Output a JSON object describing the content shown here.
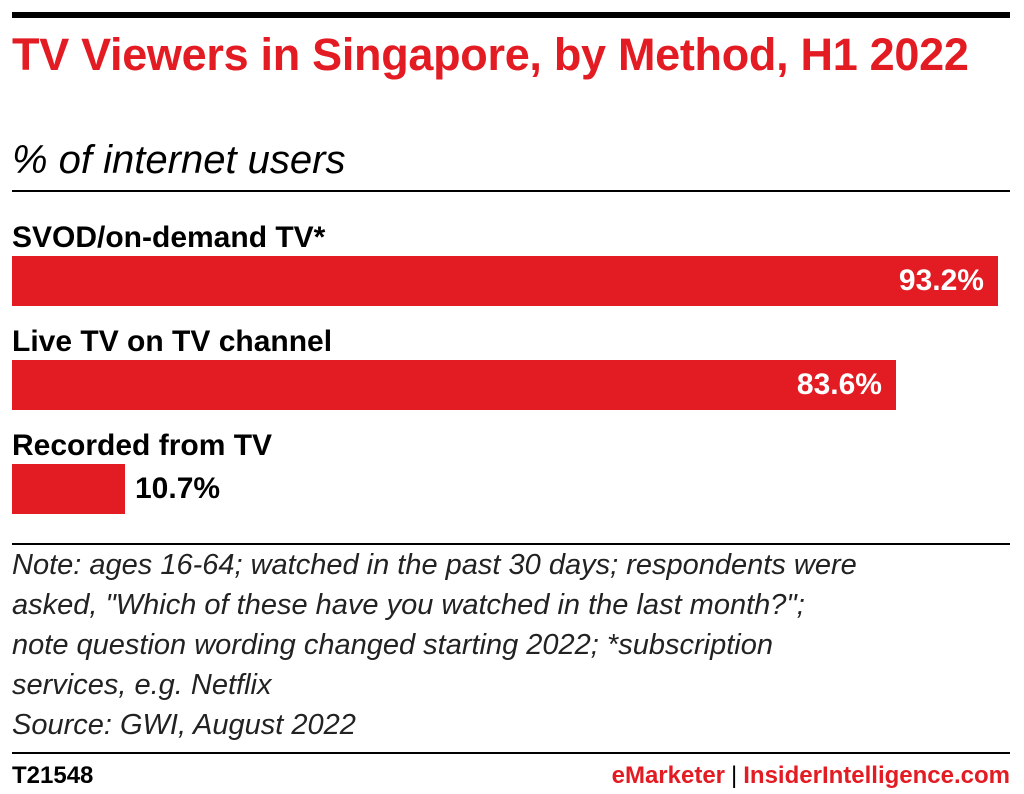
{
  "header": {
    "title": "TV Viewers in Singapore, by Method, H1 2022",
    "subtitle": "% of internet users"
  },
  "colors": {
    "bar": "#e31b23",
    "accent": "#e31b23",
    "text": "#000000"
  },
  "chart_data": {
    "type": "bar",
    "orientation": "horizontal",
    "title": "TV Viewers in Singapore, by Method, H1 2022",
    "subtitle": "% of internet users",
    "categories": [
      "SVOD/on-demand TV*",
      "Live TV on TV channel",
      "Recorded from TV"
    ],
    "values": [
      93.2,
      83.6,
      10.7
    ],
    "value_labels": [
      "93.2%",
      "83.6%",
      "10.7%"
    ],
    "xlim": [
      0,
      93.2
    ],
    "grid": false,
    "legend": "none"
  },
  "note": {
    "lines": [
      "Note: ages 16-64; watched in the past 30 days; respondents were",
      "asked, \"Which of these have you watched in the last month?\";",
      "note question wording changed starting 2022; *subscription",
      "services, e.g. Netflix",
      "Source: GWI, August 2022"
    ]
  },
  "footer": {
    "chart_id": "T21548",
    "brand_primary": "eMarketer",
    "separator": "|",
    "brand_secondary": "InsiderIntelligence.com"
  }
}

————————

Aim: Transcribe the full listing character for character. Pictures are excluded.

Complete output:
Output a JSON object describing the content shown here.
{
  "header": {
    "title": "TV Viewers in Singapore, by Method, H1 2022",
    "subtitle": "% of internet users"
  },
  "colors": {
    "bar": "#e31b23",
    "accent": "#e31b23",
    "text": "#000000"
  },
  "chart_data": {
    "type": "bar",
    "orientation": "horizontal",
    "title": "TV Viewers in Singapore, by Method, H1 2022",
    "subtitle": "% of internet users",
    "categories": [
      "SVOD/on-demand TV*",
      "Live TV on TV channel",
      "Recorded from TV"
    ],
    "values": [
      93.2,
      83.6,
      10.7
    ],
    "value_labels": [
      "93.2%",
      "83.6%",
      "10.7%"
    ],
    "xlim": [
      0,
      93.2
    ],
    "grid": false,
    "legend": "none"
  },
  "note": {
    "lines": [
      "Note: ages 16-64; watched in the past 30 days; respondents were",
      "asked, \"Which of these have you watched in the last month?\";",
      "note question wording changed starting 2022; *subscription",
      "services, e.g. Netflix",
      "Source: GWI, August 2022"
    ]
  },
  "footer": {
    "chart_id": "T21548",
    "brand_primary": "eMarketer",
    "separator": "|",
    "brand_secondary": "InsiderIntelligence.com"
  }
}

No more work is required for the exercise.